▶ Given data

··········

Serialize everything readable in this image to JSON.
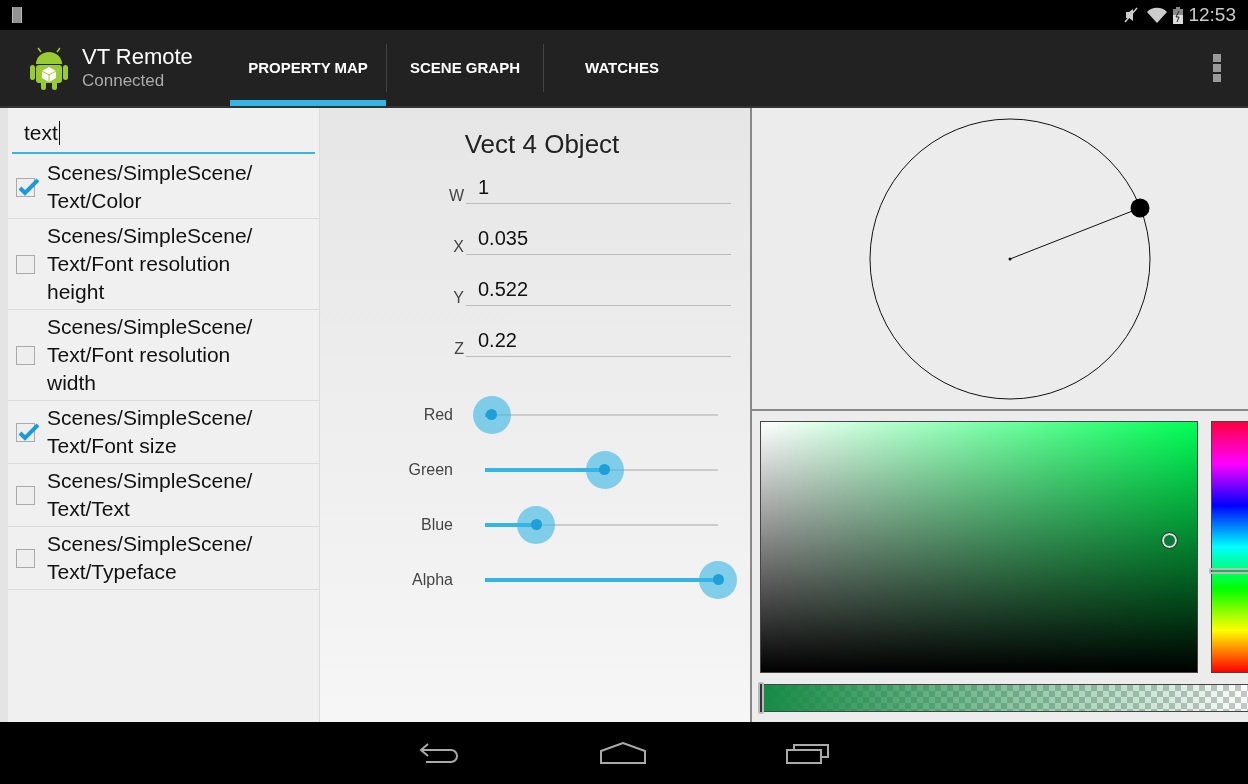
{
  "status_bar": {
    "time": "12:53"
  },
  "action_bar": {
    "title": "VT Remote",
    "subtitle": "Connected"
  },
  "tabs": [
    {
      "label": "PROPERTY MAP",
      "selected": true
    },
    {
      "label": "SCENE GRAPH",
      "selected": false
    },
    {
      "label": "WATCHES",
      "selected": false
    }
  ],
  "search": {
    "value": "text"
  },
  "properties": [
    {
      "path": "Scenes/SimpleScene/Text/Color",
      "checked": true
    },
    {
      "path": "Scenes/SimpleScene/Text/Font resolution height",
      "checked": false
    },
    {
      "path": "Scenes/SimpleScene/Text/Font resolution width",
      "checked": false
    },
    {
      "path": "Scenes/SimpleScene/Text/Font size",
      "checked": true
    },
    {
      "path": "Scenes/SimpleScene/Text/Text",
      "checked": false
    },
    {
      "path": "Scenes/SimpleScene/Text/Typeface",
      "checked": false
    }
  ],
  "editor": {
    "title": "Vect 4 Object",
    "fields": [
      {
        "label": "W",
        "value": "1"
      },
      {
        "label": "X",
        "value": "0.035"
      },
      {
        "label": "Y",
        "value": "0.522"
      },
      {
        "label": "Z",
        "value": "0.22"
      }
    ],
    "sliders": [
      {
        "label": "Red",
        "level": 0.03
      },
      {
        "label": "Green",
        "level": 0.515
      },
      {
        "label": "Blue",
        "level": 0.22
      },
      {
        "label": "Alpha",
        "level": 1.0
      }
    ]
  }
}
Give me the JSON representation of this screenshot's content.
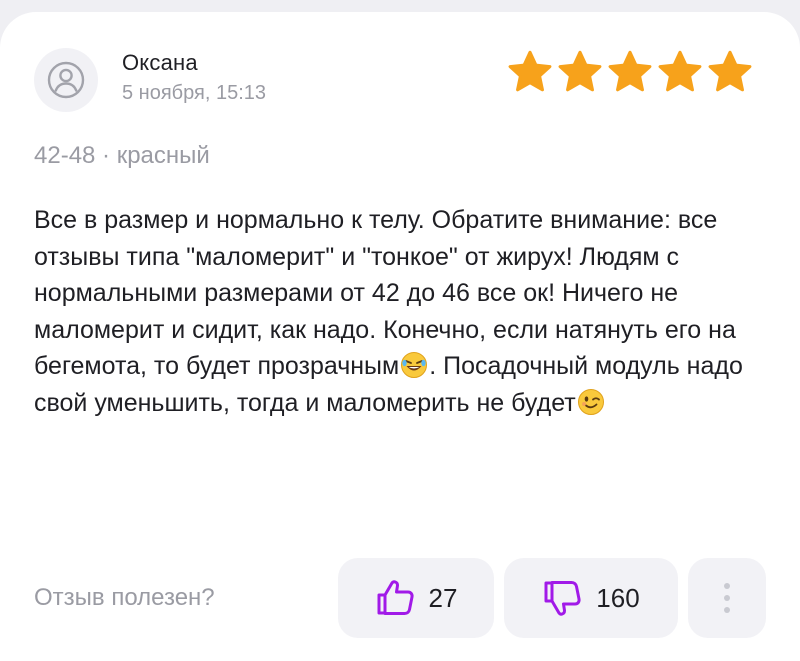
{
  "review": {
    "author": "Оксана",
    "date": "5 ноября, 15:13",
    "rating": 5,
    "rating_max": 5,
    "variant": "42-48 · красный",
    "text_parts": [
      "Все в размер и нормально к телу. Обратите внимание: все отзывы типа \"маломерит\" и \"тонкое\" от жирух! Людям с нормальными размерами от 42 до 46 все ок! Ничего не маломерит и сидит, как надо. Конечно, если натянуть его на бегемота, то будет прозрачным",
      ". Посадочный модуль надо свой уменьшить, тогда и маломерить не будет"
    ],
    "emojis": [
      "rolling-laughing-emoji",
      "winking-emoji"
    ]
  },
  "actions": {
    "helpful_label": "Отзыв полезен?",
    "likes": "27",
    "dislikes": "160"
  },
  "icons": {
    "avatar": "user-icon",
    "like": "thumbs-up-icon",
    "dislike": "thumbs-down-icon",
    "more": "more-vertical-icon"
  },
  "colors": {
    "star": "#f7a21b",
    "accent": "#a11ae8",
    "muted_text": "#9a9ba3",
    "button_bg": "#f2f2f6"
  }
}
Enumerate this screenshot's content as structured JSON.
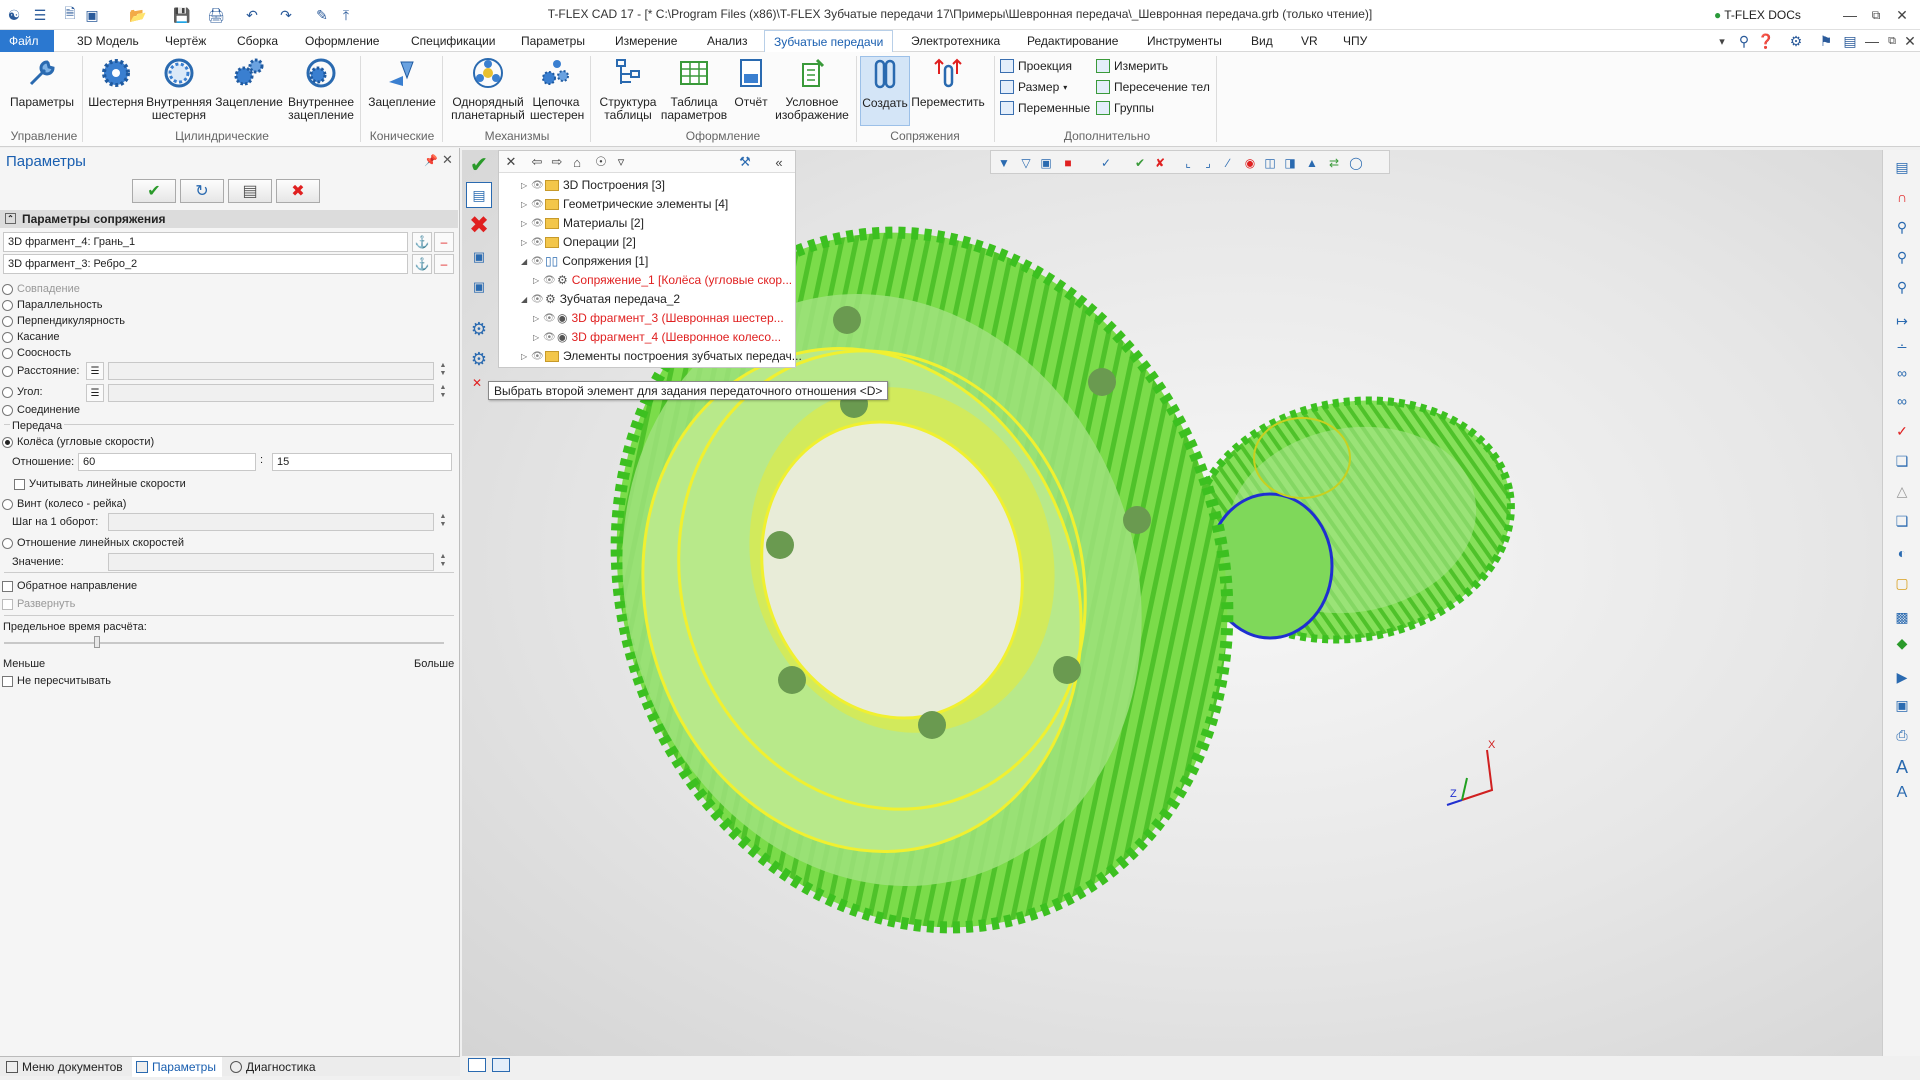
{
  "window": {
    "title": "T-FLEX CAD 17 - [* C:\\Program Files (x86)\\T-FLEX Зубчатые передачи 17\\Примеры\\Шевронная передача\\_Шевронная передача.grb (только чтение)]",
    "docs_label": "T-FLEX DOCs"
  },
  "menu": {
    "tabs": [
      "Файл",
      "3D Модель",
      "Чертёж",
      "Сборка",
      "Оформление",
      "Спецификации",
      "Параметры",
      "Измерение",
      "Анализ",
      "Зубчатые передачи",
      "Электротехника",
      "Редактирование",
      "Инструменты",
      "Вид",
      "VR",
      "ЧПУ"
    ],
    "active": "Зубчатые передачи"
  },
  "ribbon": {
    "buttons": [
      {
        "label": "Параметры"
      },
      {
        "label": "Шестерня"
      },
      {
        "label": "Внутренняя шестерня"
      },
      {
        "label": "Зацепление"
      },
      {
        "label": "Внутреннее зацепление"
      },
      {
        "label": "Зацепление"
      },
      {
        "label": "Однорядный планетарный"
      },
      {
        "label": "Цепочка шестерен"
      },
      {
        "label": "Структура таблицы"
      },
      {
        "label": "Таблица параметров"
      },
      {
        "label": "Отчёт"
      },
      {
        "label": "Условное изображение"
      },
      {
        "label": "Создать"
      },
      {
        "label": "Переместить"
      }
    ],
    "small": [
      "Проекция",
      "Размер",
      "Переменные",
      "Измерить",
      "Пересечение тел",
      "Группы"
    ],
    "groups": [
      "Управление",
      "Цилиндрические",
      "Конические",
      "Механизмы",
      "Оформление",
      "Сопряжения",
      "Дополнительно"
    ]
  },
  "params_panel": {
    "title": "Параметры",
    "section": "Параметры сопряжения",
    "fragment1": "3D фрагмент_4: Грань_1",
    "fragment2": "3D фрагмент_3: Ребро_2",
    "options": [
      "Совпадение",
      "Параллельность",
      "Перпендикулярность",
      "Касание",
      "Соосность",
      "Расстояние:",
      "Угол:",
      "Соединение"
    ],
    "transfer_label": "Передача",
    "wheels_label": "Колёса (угловые скорости)",
    "ratio_label": "Отношение:",
    "ratio_a": "60",
    "ratio_sep": ":",
    "ratio_b": "15",
    "linear_speeds": "Учитывать линейные скорости",
    "screw_label": "Винт (колесо - рейка)",
    "step_label": "Шаг на 1 оборот:",
    "linear_ratio_label": "Отношение линейных скоростей",
    "value_label": "Значение:",
    "reverse_label": "Обратное направление",
    "unfold_label": "Развернуть",
    "time_label": "Предельное время расчёта:",
    "less": "Меньше",
    "more": "Больше",
    "no_recalc": "Не пересчитывать"
  },
  "bottom_tabs": [
    "Меню документов",
    "Параметры",
    "Диагностика"
  ],
  "tree": {
    "nodes": [
      {
        "label": "3D Построения [3]"
      },
      {
        "label": "Геометрические элементы [4]"
      },
      {
        "label": "Материалы [2]"
      },
      {
        "label": "Операции [2]"
      },
      {
        "label": "Сопряжения [1]"
      },
      {
        "label": "Сопряжение_1 [Колёса (угловые скор..."
      },
      {
        "label": "Зубчатая передача_2"
      },
      {
        "label": "3D фрагмент_3 (Шевронная шестер..."
      },
      {
        "label": "3D фрагмент_4 (Шевронное колесо..."
      },
      {
        "label": "Элементы построения зубчатых передач..."
      }
    ]
  },
  "tooltip": "Выбрать второй элемент для задания передаточного отношения <D>",
  "axis": {
    "x": "X",
    "z": "Z"
  }
}
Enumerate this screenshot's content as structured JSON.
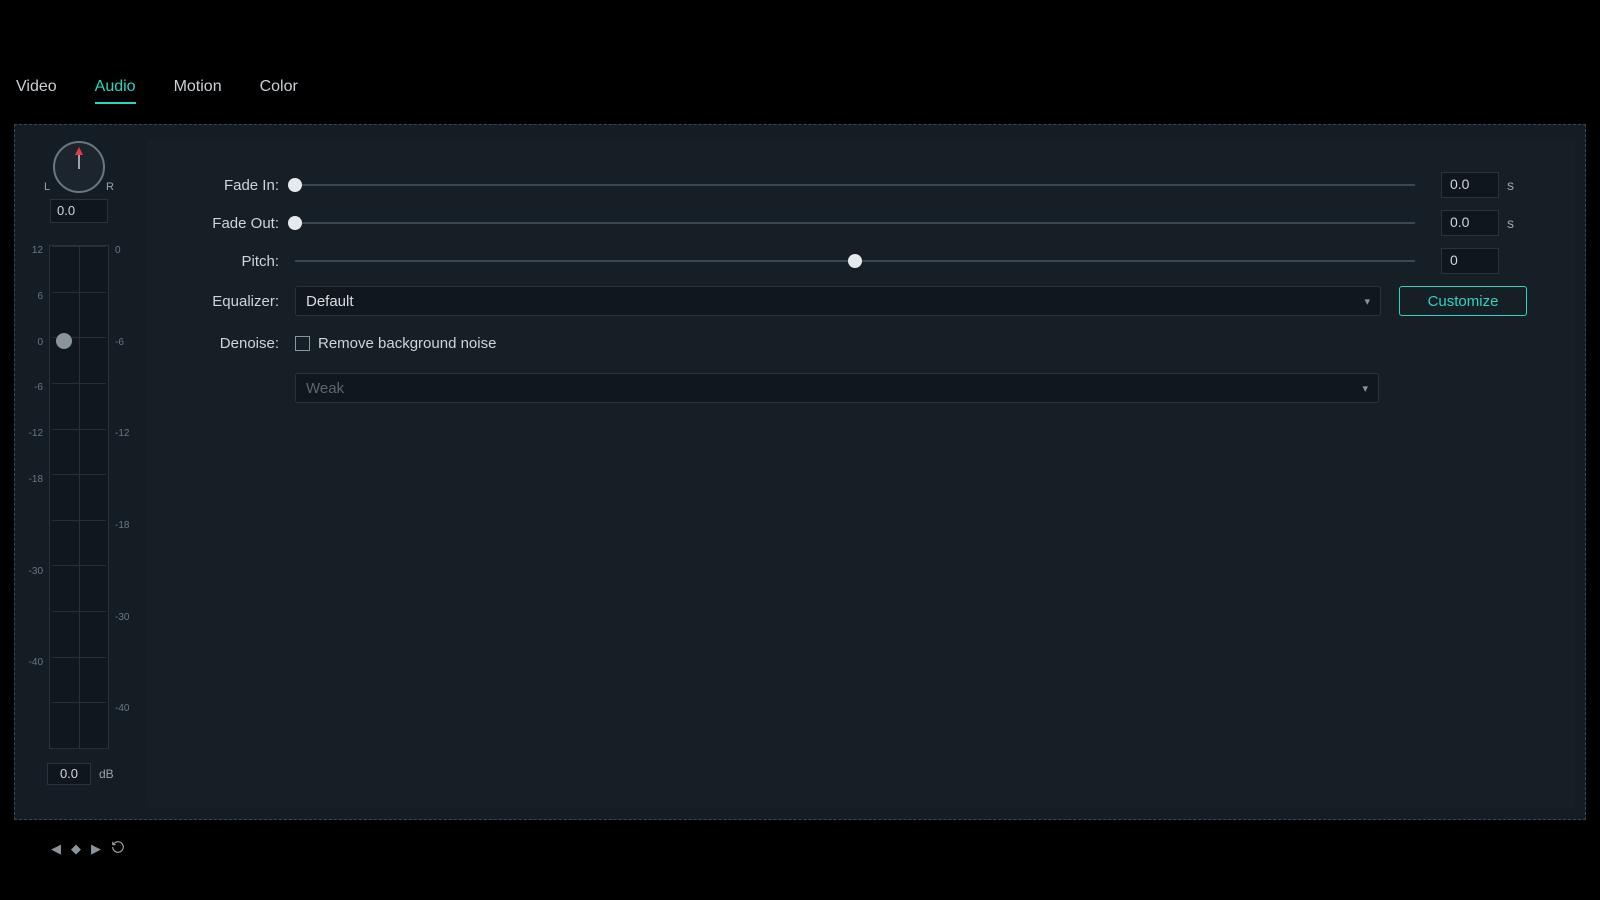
{
  "tabs": {
    "video": "Video",
    "audio": "Audio",
    "motion": "Motion",
    "color": "Color",
    "active": "audio"
  },
  "balance": {
    "left_label": "L",
    "right_label": "R",
    "value": "0.0"
  },
  "meter": {
    "left_ticks": [
      "12",
      "6",
      "0",
      "-6",
      "-12",
      "-18",
      "",
      "-30",
      "",
      "-40",
      "",
      ""
    ],
    "right_ticks": [
      "0",
      "",
      "-6",
      "",
      "-12",
      "",
      "-18",
      "",
      "-30",
      "",
      "-40",
      ""
    ],
    "handle_percent": 19
  },
  "gain": {
    "value": "0.0",
    "unit": "dB"
  },
  "controls": {
    "fade_in": {
      "label": "Fade In:",
      "value": "0.0",
      "unit": "s",
      "thumb_percent": 0
    },
    "fade_out": {
      "label": "Fade Out:",
      "value": "0.0",
      "unit": "s",
      "thumb_percent": 0
    },
    "pitch": {
      "label": "Pitch:",
      "value": "0",
      "thumb_percent": 50
    },
    "equalizer": {
      "label": "Equalizer:",
      "selected": "Default",
      "customize": "Customize"
    },
    "denoise": {
      "label": "Denoise:",
      "checkbox_label": "Remove background noise",
      "checked": false,
      "level_selected": "Weak"
    }
  }
}
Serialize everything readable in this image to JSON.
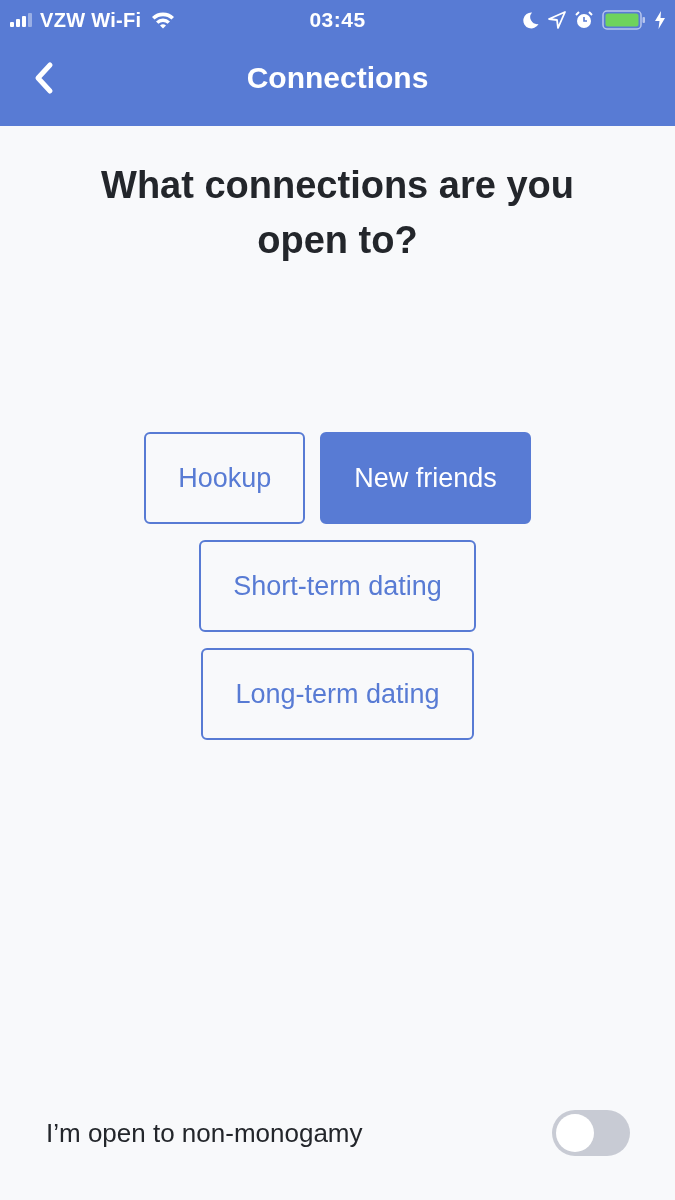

··········

▶ What you need to do
Copy every line from the entries that contains the word "Колёса".

▶ Result
    "wheels_label": "Колёса (угловые скорости)",
        "label": "Сопряжение_1 [Колёса (угловые скор..."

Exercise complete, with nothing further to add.